> Recorded information
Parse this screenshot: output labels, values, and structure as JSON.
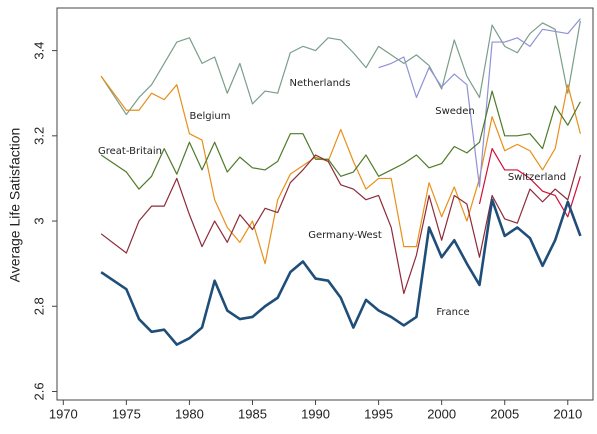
{
  "chart_data": {
    "type": "line",
    "y_label": "Average Life Satisfaction",
    "x": [
      1973,
      1975,
      1976,
      1977,
      1978,
      1979,
      1980,
      1981,
      1982,
      1983,
      1984,
      1985,
      1986,
      1987,
      1988,
      1989,
      1990,
      1991,
      1992,
      1993,
      1994,
      1995,
      1996,
      1997,
      1998,
      1999,
      2000,
      2001,
      2002,
      2003,
      2004,
      2005,
      2006,
      2007,
      2008,
      2009,
      2010,
      2011
    ],
    "xlim": [
      1969.5,
      2012
    ],
    "xticks": [
      1970,
      1975,
      1980,
      1985,
      1990,
      1995,
      2000,
      2005,
      2010
    ],
    "ylim": [
      2.58,
      3.5
    ],
    "yticks": [
      2.6,
      2.8,
      3,
      3.2,
      3.4
    ],
    "grid": false,
    "series": [
      {
        "name": "Netherlands",
        "color": "#7a9e8a",
        "width": 1.2,
        "values": [
          3.34,
          3.25,
          3.29,
          3.32,
          3.37,
          3.42,
          3.43,
          3.37,
          3.385,
          3.3,
          3.37,
          3.275,
          3.305,
          3.3,
          3.395,
          3.41,
          3.4,
          3.43,
          3.425,
          3.395,
          3.36,
          3.41,
          3.39,
          3.37,
          3.39,
          3.365,
          3.31,
          3.425,
          3.34,
          3.29,
          3.46,
          3.41,
          3.395,
          3.44,
          3.465,
          3.45,
          3.3,
          3.47
        ]
      },
      {
        "name": "Belgium",
        "color": "#e8901a",
        "width": 1.2,
        "values": [
          3.34,
          3.26,
          3.26,
          3.3,
          3.285,
          3.32,
          3.205,
          3.19,
          3.05,
          2.985,
          2.95,
          3.0,
          2.9,
          3.05,
          3.11,
          3.13,
          3.15,
          3.14,
          3.215,
          3.14,
          3.075,
          3.1,
          3.1,
          2.94,
          2.94,
          3.09,
          3.01,
          3.08,
          3.0,
          3.1,
          3.245,
          3.165,
          3.18,
          3.165,
          3.12,
          3.17,
          3.32,
          3.205
        ]
      },
      {
        "name": "Sweden",
        "color": "#9090d8",
        "width": 1.2,
        "values": [
          null,
          null,
          null,
          null,
          null,
          null,
          null,
          null,
          null,
          null,
          null,
          null,
          null,
          null,
          null,
          null,
          null,
          null,
          null,
          null,
          null,
          3.36,
          3.37,
          3.385,
          3.29,
          3.36,
          3.315,
          3.345,
          3.32,
          3.08,
          3.42,
          3.42,
          3.43,
          3.41,
          3.45,
          3.445,
          3.44,
          3.475
        ]
      },
      {
        "name": "Great-Britain",
        "color": "#4f7a2a",
        "width": 1.2,
        "values": [
          3.155,
          3.115,
          3.075,
          3.105,
          3.17,
          3.11,
          3.185,
          3.12,
          3.185,
          3.115,
          3.15,
          3.125,
          3.12,
          3.14,
          3.205,
          3.205,
          3.145,
          3.145,
          3.105,
          3.115,
          3.155,
          3.105,
          3.12,
          3.135,
          3.155,
          3.125,
          3.135,
          3.175,
          3.16,
          3.185,
          3.305,
          3.2,
          3.2,
          3.205,
          3.17,
          3.27,
          3.225,
          3.28
        ]
      },
      {
        "name": "Switzerland",
        "color": "#d0103a",
        "width": 1.2,
        "values": [
          null,
          null,
          null,
          null,
          null,
          null,
          null,
          null,
          null,
          null,
          null,
          null,
          null,
          null,
          null,
          null,
          null,
          null,
          null,
          null,
          null,
          null,
          null,
          null,
          null,
          null,
          null,
          null,
          null,
          3.04,
          3.17,
          3.12,
          3.12,
          3.1,
          3.07,
          3.06,
          3.01,
          3.105
        ]
      },
      {
        "name": "Germany-West",
        "color": "#8e2a3a",
        "width": 1.2,
        "values": [
          2.97,
          2.925,
          3.0,
          3.035,
          3.035,
          3.1,
          3.015,
          2.94,
          3.0,
          2.95,
          3.015,
          2.98,
          3.03,
          3.02,
          3.09,
          3.12,
          3.155,
          3.14,
          3.085,
          3.075,
          3.05,
          3.06,
          2.985,
          2.83,
          2.92,
          3.06,
          2.955,
          3.06,
          3.04,
          2.915,
          3.06,
          3.005,
          2.995,
          3.075,
          3.045,
          3.075,
          3.05,
          3.155
        ]
      },
      {
        "name": "France",
        "color": "#1f4e79",
        "width": 2.6,
        "values": [
          2.88,
          2.84,
          2.77,
          2.74,
          2.745,
          2.71,
          2.725,
          2.75,
          2.86,
          2.79,
          2.77,
          2.775,
          2.8,
          2.82,
          2.88,
          2.905,
          2.865,
          2.86,
          2.82,
          2.75,
          2.815,
          2.79,
          2.775,
          2.755,
          2.775,
          2.985,
          2.915,
          2.955,
          2.9,
          2.85,
          3.05,
          2.965,
          2.985,
          2.96,
          2.895,
          2.955,
          3.045,
          2.965
        ]
      }
    ]
  }
}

> Exercise task
The data above needs to be retyped exactly, with the images left out.

> The result
Parse this screenshot: output labels, values, and structure as JSON.
{
  "chart_data": {
    "type": "line",
    "y_label": "Average Life Satisfaction",
    "x": [
      1973,
      1975,
      1976,
      1977,
      1978,
      1979,
      1980,
      1981,
      1982,
      1983,
      1984,
      1985,
      1986,
      1987,
      1988,
      1989,
      1990,
      1991,
      1992,
      1993,
      1994,
      1995,
      1996,
      1997,
      1998,
      1999,
      2000,
      2001,
      2002,
      2003,
      2004,
      2005,
      2006,
      2007,
      2008,
      2009,
      2010,
      2011
    ],
    "xlim": [
      1969.5,
      2012
    ],
    "xticks": [
      1970,
      1975,
      1980,
      1985,
      1990,
      1995,
      2000,
      2005,
      2010
    ],
    "ylim": [
      2.58,
      3.5
    ],
    "yticks": [
      2.6,
      2.8,
      3,
      3.2,
      3.4
    ],
    "grid": false,
    "series": [
      {
        "name": "Netherlands",
        "color": "#7a9e8a",
        "width": 1.2,
        "values": [
          3.34,
          3.25,
          3.29,
          3.32,
          3.37,
          3.42,
          3.43,
          3.37,
          3.385,
          3.3,
          3.37,
          3.275,
          3.305,
          3.3,
          3.395,
          3.41,
          3.4,
          3.43,
          3.425,
          3.395,
          3.36,
          3.41,
          3.39,
          3.37,
          3.39,
          3.365,
          3.31,
          3.425,
          3.34,
          3.29,
          3.46,
          3.41,
          3.395,
          3.44,
          3.465,
          3.45,
          3.3,
          3.47
        ]
      },
      {
        "name": "Belgium",
        "color": "#e8901a",
        "width": 1.2,
        "values": [
          3.34,
          3.26,
          3.26,
          3.3,
          3.285,
          3.32,
          3.205,
          3.19,
          3.05,
          2.985,
          2.95,
          3.0,
          2.9,
          3.05,
          3.11,
          3.13,
          3.15,
          3.14,
          3.215,
          3.14,
          3.075,
          3.1,
          3.1,
          2.94,
          2.94,
          3.09,
          3.01,
          3.08,
          3.0,
          3.1,
          3.245,
          3.165,
          3.18,
          3.165,
          3.12,
          3.17,
          3.32,
          3.205
        ]
      },
      {
        "name": "Sweden",
        "color": "#9090d8",
        "width": 1.2,
        "values": [
          null,
          null,
          null,
          null,
          null,
          null,
          null,
          null,
          null,
          null,
          null,
          null,
          null,
          null,
          null,
          null,
          null,
          null,
          null,
          null,
          null,
          3.36,
          3.37,
          3.385,
          3.29,
          3.36,
          3.315,
          3.345,
          3.32,
          3.08,
          3.42,
          3.42,
          3.43,
          3.41,
          3.45,
          3.445,
          3.44,
          3.475
        ]
      },
      {
        "name": "Great-Britain",
        "color": "#4f7a2a",
        "width": 1.2,
        "values": [
          3.155,
          3.115,
          3.075,
          3.105,
          3.17,
          3.11,
          3.185,
          3.12,
          3.185,
          3.115,
          3.15,
          3.125,
          3.12,
          3.14,
          3.205,
          3.205,
          3.145,
          3.145,
          3.105,
          3.115,
          3.155,
          3.105,
          3.12,
          3.135,
          3.155,
          3.125,
          3.135,
          3.175,
          3.16,
          3.185,
          3.305,
          3.2,
          3.2,
          3.205,
          3.17,
          3.27,
          3.225,
          3.28
        ]
      },
      {
        "name": "Switzerland",
        "color": "#d0103a",
        "width": 1.2,
        "values": [
          null,
          null,
          null,
          null,
          null,
          null,
          null,
          null,
          null,
          null,
          null,
          null,
          null,
          null,
          null,
          null,
          null,
          null,
          null,
          null,
          null,
          null,
          null,
          null,
          null,
          null,
          null,
          null,
          null,
          3.04,
          3.17,
          3.12,
          3.12,
          3.1,
          3.07,
          3.06,
          3.01,
          3.105
        ]
      },
      {
        "name": "Germany-West",
        "color": "#8e2a3a",
        "width": 1.2,
        "values": [
          2.97,
          2.925,
          3.0,
          3.035,
          3.035,
          3.1,
          3.015,
          2.94,
          3.0,
          2.95,
          3.015,
          2.98,
          3.03,
          3.02,
          3.09,
          3.12,
          3.155,
          3.14,
          3.085,
          3.075,
          3.05,
          3.06,
          2.985,
          2.83,
          2.92,
          3.06,
          2.955,
          3.06,
          3.04,
          2.915,
          3.06,
          3.005,
          2.995,
          3.075,
          3.045,
          3.075,
          3.05,
          3.155
        ]
      },
      {
        "name": "France",
        "color": "#1f4e79",
        "width": 2.6,
        "values": [
          2.88,
          2.84,
          2.77,
          2.74,
          2.745,
          2.71,
          2.725,
          2.75,
          2.86,
          2.79,
          2.77,
          2.775,
          2.8,
          2.82,
          2.88,
          2.905,
          2.865,
          2.86,
          2.82,
          2.75,
          2.815,
          2.79,
          2.775,
          2.755,
          2.775,
          2.985,
          2.915,
          2.955,
          2.9,
          2.85,
          3.05,
          2.965,
          2.985,
          2.96,
          2.895,
          2.955,
          3.045,
          2.965
        ]
      }
    ]
  }
}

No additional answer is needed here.